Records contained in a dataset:
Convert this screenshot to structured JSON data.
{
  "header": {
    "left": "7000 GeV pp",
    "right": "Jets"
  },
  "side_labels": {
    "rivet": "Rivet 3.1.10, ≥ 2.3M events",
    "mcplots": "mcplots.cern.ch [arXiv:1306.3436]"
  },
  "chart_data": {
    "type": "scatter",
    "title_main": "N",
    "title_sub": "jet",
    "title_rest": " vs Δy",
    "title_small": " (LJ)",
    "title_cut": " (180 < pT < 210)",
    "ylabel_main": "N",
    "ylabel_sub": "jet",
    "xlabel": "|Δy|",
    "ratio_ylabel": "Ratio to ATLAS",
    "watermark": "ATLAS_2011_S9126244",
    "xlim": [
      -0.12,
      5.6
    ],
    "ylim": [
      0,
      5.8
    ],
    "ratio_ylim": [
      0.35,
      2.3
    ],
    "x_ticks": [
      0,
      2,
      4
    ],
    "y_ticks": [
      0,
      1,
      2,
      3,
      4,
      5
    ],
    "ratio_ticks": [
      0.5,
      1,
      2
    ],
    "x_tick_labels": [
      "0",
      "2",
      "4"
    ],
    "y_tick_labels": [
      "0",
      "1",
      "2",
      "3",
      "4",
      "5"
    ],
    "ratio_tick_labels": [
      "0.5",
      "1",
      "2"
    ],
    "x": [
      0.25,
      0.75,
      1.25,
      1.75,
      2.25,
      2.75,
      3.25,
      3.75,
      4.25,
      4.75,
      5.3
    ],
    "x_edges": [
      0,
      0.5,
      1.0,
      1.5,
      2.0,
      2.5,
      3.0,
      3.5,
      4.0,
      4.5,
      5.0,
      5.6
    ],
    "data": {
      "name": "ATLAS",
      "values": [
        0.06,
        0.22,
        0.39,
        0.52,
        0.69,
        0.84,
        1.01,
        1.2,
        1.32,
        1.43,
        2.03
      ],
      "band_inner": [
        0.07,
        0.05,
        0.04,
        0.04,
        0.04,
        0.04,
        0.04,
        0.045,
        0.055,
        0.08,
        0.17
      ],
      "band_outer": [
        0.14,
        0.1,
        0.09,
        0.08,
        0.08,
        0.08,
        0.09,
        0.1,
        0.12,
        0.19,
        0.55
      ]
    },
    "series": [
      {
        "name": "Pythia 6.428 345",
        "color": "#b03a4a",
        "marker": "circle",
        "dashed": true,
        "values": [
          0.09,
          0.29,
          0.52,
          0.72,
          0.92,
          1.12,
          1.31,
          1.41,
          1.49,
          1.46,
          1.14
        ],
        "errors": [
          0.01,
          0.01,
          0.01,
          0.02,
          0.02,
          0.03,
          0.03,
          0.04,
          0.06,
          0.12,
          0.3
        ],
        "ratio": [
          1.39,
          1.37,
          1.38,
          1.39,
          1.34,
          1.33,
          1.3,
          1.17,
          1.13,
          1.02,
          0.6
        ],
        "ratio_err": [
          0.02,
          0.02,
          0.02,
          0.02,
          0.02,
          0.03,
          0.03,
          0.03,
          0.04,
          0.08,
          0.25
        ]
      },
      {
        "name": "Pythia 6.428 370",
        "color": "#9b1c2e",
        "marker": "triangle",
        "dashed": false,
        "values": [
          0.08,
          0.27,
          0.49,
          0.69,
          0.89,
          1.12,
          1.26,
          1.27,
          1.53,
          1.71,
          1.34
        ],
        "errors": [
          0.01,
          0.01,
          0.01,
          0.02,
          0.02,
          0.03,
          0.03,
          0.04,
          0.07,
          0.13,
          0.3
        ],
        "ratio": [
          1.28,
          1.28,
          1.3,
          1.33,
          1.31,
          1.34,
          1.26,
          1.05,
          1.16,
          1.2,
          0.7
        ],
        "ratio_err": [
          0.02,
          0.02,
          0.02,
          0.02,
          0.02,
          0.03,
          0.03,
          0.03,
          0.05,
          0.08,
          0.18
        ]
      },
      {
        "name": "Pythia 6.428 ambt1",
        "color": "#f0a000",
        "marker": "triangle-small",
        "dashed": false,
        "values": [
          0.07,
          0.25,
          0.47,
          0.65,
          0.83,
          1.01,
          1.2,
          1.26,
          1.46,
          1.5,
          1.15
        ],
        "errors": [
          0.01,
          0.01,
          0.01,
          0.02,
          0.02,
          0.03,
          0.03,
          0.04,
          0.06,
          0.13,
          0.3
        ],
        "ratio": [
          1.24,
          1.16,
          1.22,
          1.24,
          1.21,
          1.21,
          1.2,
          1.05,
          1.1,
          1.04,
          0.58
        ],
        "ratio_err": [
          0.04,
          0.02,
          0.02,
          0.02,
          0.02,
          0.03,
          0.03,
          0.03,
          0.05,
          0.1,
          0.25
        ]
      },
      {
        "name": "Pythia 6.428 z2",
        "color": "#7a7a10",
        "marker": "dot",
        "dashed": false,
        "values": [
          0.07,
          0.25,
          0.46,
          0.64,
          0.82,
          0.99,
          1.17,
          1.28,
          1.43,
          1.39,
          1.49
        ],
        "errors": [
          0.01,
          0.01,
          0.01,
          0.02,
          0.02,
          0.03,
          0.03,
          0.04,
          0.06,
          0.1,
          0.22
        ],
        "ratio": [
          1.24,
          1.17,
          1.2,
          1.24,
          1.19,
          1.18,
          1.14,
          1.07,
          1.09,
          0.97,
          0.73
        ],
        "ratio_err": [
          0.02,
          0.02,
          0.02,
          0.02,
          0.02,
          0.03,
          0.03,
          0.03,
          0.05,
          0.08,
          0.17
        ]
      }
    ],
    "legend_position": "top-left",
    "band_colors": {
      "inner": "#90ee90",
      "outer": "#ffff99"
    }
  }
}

- Problem to solve: Recite the full listing above exactly.

- Solution to this exercise:
Convert this screenshot to structured JSON data.
{
  "header": {
    "left": "7000 GeV pp",
    "right": "Jets"
  },
  "side_labels": {
    "rivet": "Rivet 3.1.10, ≥ 2.3M events",
    "mcplots": "mcplots.cern.ch [arXiv:1306.3436]"
  },
  "chart_data": {
    "type": "scatter",
    "title_main": "N",
    "title_sub": "jet",
    "title_rest": " vs Δy",
    "title_small": " (LJ)",
    "title_cut": " (180 < pT < 210)",
    "ylabel_main": "N",
    "ylabel_sub": "jet",
    "xlabel": "|Δy|",
    "ratio_ylabel": "Ratio to ATLAS",
    "watermark": "ATLAS_2011_S9126244",
    "xlim": [
      -0.12,
      5.6
    ],
    "ylim": [
      0,
      5.8
    ],
    "ratio_ylim": [
      0.35,
      2.3
    ],
    "x_ticks": [
      0,
      2,
      4
    ],
    "y_ticks": [
      0,
      1,
      2,
      3,
      4,
      5
    ],
    "ratio_ticks": [
      0.5,
      1,
      2
    ],
    "x_tick_labels": [
      "0",
      "2",
      "4"
    ],
    "y_tick_labels": [
      "0",
      "1",
      "2",
      "3",
      "4",
      "5"
    ],
    "ratio_tick_labels": [
      "0.5",
      "1",
      "2"
    ],
    "x": [
      0.25,
      0.75,
      1.25,
      1.75,
      2.25,
      2.75,
      3.25,
      3.75,
      4.25,
      4.75,
      5.3
    ],
    "x_edges": [
      0,
      0.5,
      1.0,
      1.5,
      2.0,
      2.5,
      3.0,
      3.5,
      4.0,
      4.5,
      5.0,
      5.6
    ],
    "data": {
      "name": "ATLAS",
      "values": [
        0.06,
        0.22,
        0.39,
        0.52,
        0.69,
        0.84,
        1.01,
        1.2,
        1.32,
        1.43,
        2.03
      ],
      "band_inner": [
        0.07,
        0.05,
        0.04,
        0.04,
        0.04,
        0.04,
        0.04,
        0.045,
        0.055,
        0.08,
        0.17
      ],
      "band_outer": [
        0.14,
        0.1,
        0.09,
        0.08,
        0.08,
        0.08,
        0.09,
        0.1,
        0.12,
        0.19,
        0.55
      ]
    },
    "series": [
      {
        "name": "Pythia 6.428 345",
        "color": "#b03a4a",
        "marker": "circle",
        "dashed": true,
        "values": [
          0.09,
          0.29,
          0.52,
          0.72,
          0.92,
          1.12,
          1.31,
          1.41,
          1.49,
          1.46,
          1.14
        ],
        "errors": [
          0.01,
          0.01,
          0.01,
          0.02,
          0.02,
          0.03,
          0.03,
          0.04,
          0.06,
          0.12,
          0.3
        ],
        "ratio": [
          1.39,
          1.37,
          1.38,
          1.39,
          1.34,
          1.33,
          1.3,
          1.17,
          1.13,
          1.02,
          0.6
        ],
        "ratio_err": [
          0.02,
          0.02,
          0.02,
          0.02,
          0.02,
          0.03,
          0.03,
          0.03,
          0.04,
          0.08,
          0.25
        ]
      },
      {
        "name": "Pythia 6.428 370",
        "color": "#9b1c2e",
        "marker": "triangle",
        "dashed": false,
        "values": [
          0.08,
          0.27,
          0.49,
          0.69,
          0.89,
          1.12,
          1.26,
          1.27,
          1.53,
          1.71,
          1.34
        ],
        "errors": [
          0.01,
          0.01,
          0.01,
          0.02,
          0.02,
          0.03,
          0.03,
          0.04,
          0.07,
          0.13,
          0.3
        ],
        "ratio": [
          1.28,
          1.28,
          1.3,
          1.33,
          1.31,
          1.34,
          1.26,
          1.05,
          1.16,
          1.2,
          0.7
        ],
        "ratio_err": [
          0.02,
          0.02,
          0.02,
          0.02,
          0.02,
          0.03,
          0.03,
          0.03,
          0.05,
          0.08,
          0.18
        ]
      },
      {
        "name": "Pythia 6.428 ambt1",
        "color": "#f0a000",
        "marker": "triangle-small",
        "dashed": false,
        "values": [
          0.07,
          0.25,
          0.47,
          0.65,
          0.83,
          1.01,
          1.2,
          1.26,
          1.46,
          1.5,
          1.15
        ],
        "errors": [
          0.01,
          0.01,
          0.01,
          0.02,
          0.02,
          0.03,
          0.03,
          0.04,
          0.06,
          0.13,
          0.3
        ],
        "ratio": [
          1.24,
          1.16,
          1.22,
          1.24,
          1.21,
          1.21,
          1.2,
          1.05,
          1.1,
          1.04,
          0.58
        ],
        "ratio_err": [
          0.04,
          0.02,
          0.02,
          0.02,
          0.02,
          0.03,
          0.03,
          0.03,
          0.05,
          0.1,
          0.25
        ]
      },
      {
        "name": "Pythia 6.428 z2",
        "color": "#7a7a10",
        "marker": "dot",
        "dashed": false,
        "values": [
          0.07,
          0.25,
          0.46,
          0.64,
          0.82,
          0.99,
          1.17,
          1.28,
          1.43,
          1.39,
          1.49
        ],
        "errors": [
          0.01,
          0.01,
          0.01,
          0.02,
          0.02,
          0.03,
          0.03,
          0.04,
          0.06,
          0.1,
          0.22
        ],
        "ratio": [
          1.24,
          1.17,
          1.2,
          1.24,
          1.19,
          1.18,
          1.14,
          1.07,
          1.09,
          0.97,
          0.73
        ],
        "ratio_err": [
          0.02,
          0.02,
          0.02,
          0.02,
          0.02,
          0.03,
          0.03,
          0.03,
          0.05,
          0.08,
          0.17
        ]
      }
    ],
    "legend_position": "top-left",
    "band_colors": {
      "inner": "#90ee90",
      "outer": "#ffff99"
    }
  }
}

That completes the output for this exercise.